--- Start ---

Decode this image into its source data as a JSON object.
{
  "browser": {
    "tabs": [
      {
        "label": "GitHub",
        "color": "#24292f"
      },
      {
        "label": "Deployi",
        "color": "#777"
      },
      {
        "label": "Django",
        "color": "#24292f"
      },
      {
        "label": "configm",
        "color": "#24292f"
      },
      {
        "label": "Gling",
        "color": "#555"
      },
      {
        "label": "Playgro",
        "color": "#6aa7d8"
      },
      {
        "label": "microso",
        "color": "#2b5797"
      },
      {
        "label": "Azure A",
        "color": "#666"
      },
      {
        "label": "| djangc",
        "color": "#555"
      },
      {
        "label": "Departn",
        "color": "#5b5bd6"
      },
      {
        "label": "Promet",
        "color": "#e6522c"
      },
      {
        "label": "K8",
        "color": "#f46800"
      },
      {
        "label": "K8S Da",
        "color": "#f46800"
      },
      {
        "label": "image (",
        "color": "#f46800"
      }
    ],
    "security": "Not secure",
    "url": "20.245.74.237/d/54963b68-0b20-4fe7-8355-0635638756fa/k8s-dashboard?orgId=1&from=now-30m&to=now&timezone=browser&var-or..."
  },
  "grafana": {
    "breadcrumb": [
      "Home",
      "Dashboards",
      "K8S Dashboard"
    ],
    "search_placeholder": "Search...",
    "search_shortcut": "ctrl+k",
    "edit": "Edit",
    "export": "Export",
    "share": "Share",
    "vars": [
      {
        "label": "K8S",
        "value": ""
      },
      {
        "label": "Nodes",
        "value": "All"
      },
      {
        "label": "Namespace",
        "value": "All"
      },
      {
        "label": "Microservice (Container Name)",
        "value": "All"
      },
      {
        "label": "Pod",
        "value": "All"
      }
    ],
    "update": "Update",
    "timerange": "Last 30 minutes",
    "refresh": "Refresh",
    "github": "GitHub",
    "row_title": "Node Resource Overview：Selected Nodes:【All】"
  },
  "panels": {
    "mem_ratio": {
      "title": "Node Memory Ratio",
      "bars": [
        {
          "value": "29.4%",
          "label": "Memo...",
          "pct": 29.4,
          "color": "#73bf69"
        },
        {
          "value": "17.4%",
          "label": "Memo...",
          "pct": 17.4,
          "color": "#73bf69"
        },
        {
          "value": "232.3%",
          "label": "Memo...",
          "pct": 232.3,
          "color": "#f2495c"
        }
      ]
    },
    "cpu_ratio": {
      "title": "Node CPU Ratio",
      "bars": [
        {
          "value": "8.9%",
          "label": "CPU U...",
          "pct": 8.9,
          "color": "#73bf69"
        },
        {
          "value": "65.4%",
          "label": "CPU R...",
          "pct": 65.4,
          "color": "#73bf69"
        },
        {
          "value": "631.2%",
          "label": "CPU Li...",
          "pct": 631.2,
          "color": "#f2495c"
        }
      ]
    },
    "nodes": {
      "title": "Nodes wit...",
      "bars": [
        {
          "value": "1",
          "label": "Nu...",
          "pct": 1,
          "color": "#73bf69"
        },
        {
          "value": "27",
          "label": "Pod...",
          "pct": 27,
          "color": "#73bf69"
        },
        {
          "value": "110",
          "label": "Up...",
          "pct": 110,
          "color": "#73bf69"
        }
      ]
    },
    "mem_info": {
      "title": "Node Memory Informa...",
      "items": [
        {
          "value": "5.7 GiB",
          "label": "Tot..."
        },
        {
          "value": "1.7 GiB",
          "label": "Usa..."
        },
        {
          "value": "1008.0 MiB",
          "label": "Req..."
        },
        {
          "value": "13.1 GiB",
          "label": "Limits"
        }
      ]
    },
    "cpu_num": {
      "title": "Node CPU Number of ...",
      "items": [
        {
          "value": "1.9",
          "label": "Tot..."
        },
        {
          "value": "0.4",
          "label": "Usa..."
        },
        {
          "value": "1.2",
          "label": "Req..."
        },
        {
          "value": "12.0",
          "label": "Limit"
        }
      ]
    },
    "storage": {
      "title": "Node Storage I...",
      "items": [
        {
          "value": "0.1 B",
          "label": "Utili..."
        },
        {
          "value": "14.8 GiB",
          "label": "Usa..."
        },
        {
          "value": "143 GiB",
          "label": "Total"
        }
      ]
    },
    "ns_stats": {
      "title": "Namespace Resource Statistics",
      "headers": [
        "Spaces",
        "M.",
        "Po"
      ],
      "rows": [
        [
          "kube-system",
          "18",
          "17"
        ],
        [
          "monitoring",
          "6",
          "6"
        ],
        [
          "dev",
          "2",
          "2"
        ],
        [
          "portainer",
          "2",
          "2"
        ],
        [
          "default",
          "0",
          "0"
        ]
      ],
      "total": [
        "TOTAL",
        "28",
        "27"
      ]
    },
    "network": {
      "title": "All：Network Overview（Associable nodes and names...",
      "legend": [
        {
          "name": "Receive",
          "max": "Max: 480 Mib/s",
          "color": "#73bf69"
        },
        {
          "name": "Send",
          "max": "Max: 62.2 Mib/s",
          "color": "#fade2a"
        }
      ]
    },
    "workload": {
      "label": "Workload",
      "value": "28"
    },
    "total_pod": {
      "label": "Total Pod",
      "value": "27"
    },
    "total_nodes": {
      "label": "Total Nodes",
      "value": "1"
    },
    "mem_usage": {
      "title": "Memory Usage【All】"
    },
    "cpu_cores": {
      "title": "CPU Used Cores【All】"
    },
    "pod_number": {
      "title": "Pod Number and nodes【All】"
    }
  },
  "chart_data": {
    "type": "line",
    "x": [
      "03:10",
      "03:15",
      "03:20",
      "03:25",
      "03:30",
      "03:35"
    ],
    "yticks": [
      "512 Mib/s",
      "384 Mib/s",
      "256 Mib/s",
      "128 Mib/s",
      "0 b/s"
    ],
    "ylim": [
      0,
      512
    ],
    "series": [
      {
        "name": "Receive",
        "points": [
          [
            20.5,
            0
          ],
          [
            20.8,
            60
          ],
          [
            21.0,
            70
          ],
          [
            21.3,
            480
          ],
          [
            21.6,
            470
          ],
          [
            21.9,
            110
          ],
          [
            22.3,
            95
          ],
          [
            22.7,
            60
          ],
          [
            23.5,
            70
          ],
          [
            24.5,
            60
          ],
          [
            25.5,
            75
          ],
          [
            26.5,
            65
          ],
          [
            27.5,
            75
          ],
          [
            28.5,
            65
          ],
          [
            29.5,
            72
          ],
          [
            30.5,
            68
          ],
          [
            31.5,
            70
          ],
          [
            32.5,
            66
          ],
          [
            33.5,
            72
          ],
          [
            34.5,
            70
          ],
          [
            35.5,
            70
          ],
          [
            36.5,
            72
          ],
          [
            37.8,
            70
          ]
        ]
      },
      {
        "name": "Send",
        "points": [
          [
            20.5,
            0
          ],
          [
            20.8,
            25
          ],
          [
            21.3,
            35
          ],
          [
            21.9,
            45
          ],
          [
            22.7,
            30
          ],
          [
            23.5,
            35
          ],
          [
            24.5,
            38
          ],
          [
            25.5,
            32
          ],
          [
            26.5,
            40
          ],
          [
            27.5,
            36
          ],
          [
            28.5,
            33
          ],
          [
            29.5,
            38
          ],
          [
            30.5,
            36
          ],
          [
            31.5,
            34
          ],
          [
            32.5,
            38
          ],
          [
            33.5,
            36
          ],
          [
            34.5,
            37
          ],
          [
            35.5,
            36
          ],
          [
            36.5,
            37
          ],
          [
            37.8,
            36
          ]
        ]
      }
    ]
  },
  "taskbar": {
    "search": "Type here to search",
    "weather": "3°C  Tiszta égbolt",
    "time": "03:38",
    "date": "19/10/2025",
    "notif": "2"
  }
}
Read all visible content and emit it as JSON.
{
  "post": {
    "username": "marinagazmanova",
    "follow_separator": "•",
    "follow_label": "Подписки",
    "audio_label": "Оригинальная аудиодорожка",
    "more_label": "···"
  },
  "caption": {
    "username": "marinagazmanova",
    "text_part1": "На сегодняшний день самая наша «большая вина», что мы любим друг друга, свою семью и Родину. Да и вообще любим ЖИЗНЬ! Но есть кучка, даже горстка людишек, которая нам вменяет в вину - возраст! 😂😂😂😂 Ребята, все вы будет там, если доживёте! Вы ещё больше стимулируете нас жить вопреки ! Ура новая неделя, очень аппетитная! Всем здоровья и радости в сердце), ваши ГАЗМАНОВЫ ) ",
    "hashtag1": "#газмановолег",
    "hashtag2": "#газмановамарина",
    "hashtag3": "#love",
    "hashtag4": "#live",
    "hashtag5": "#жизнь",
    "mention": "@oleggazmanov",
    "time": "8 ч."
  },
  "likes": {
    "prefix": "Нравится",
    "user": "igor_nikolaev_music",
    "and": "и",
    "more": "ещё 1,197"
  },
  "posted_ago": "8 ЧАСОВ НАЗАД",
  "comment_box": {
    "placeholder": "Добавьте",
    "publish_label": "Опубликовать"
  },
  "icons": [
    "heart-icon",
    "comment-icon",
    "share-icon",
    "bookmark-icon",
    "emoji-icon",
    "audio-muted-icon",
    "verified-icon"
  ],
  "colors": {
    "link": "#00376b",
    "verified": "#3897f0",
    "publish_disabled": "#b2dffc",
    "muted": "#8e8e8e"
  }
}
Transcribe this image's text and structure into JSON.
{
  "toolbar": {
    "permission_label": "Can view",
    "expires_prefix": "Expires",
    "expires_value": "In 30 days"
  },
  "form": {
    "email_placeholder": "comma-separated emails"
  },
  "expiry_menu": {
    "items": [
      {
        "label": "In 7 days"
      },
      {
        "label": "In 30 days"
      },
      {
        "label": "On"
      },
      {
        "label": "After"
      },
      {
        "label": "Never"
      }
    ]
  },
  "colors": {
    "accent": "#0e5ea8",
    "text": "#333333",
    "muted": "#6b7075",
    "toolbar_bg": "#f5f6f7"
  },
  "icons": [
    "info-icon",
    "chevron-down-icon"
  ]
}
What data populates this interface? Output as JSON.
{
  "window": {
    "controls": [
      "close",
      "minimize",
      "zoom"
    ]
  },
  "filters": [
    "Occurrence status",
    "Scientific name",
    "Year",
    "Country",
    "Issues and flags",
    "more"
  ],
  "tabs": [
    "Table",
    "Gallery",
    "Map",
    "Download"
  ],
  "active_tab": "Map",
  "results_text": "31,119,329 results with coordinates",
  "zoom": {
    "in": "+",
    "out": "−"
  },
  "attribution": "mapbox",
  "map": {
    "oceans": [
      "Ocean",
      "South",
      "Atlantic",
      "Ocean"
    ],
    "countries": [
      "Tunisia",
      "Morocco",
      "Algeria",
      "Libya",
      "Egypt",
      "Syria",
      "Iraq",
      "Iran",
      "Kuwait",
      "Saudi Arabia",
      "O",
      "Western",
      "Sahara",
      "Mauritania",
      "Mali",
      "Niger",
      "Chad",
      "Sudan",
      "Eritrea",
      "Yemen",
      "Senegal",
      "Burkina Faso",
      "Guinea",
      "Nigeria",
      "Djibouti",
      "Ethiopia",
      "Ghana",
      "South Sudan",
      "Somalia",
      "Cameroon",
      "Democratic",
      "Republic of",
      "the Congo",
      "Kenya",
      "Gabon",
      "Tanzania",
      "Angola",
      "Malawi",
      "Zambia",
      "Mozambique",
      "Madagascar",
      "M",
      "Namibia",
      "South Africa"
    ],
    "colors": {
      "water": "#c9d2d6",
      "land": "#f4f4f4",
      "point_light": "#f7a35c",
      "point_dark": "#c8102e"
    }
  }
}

--- End ---

• **WHAT TO WORK ON**
Some lines of the data may hold the word "Namespace". Say how many do, with nothing else.

• **EXPECTED ANSWER**
2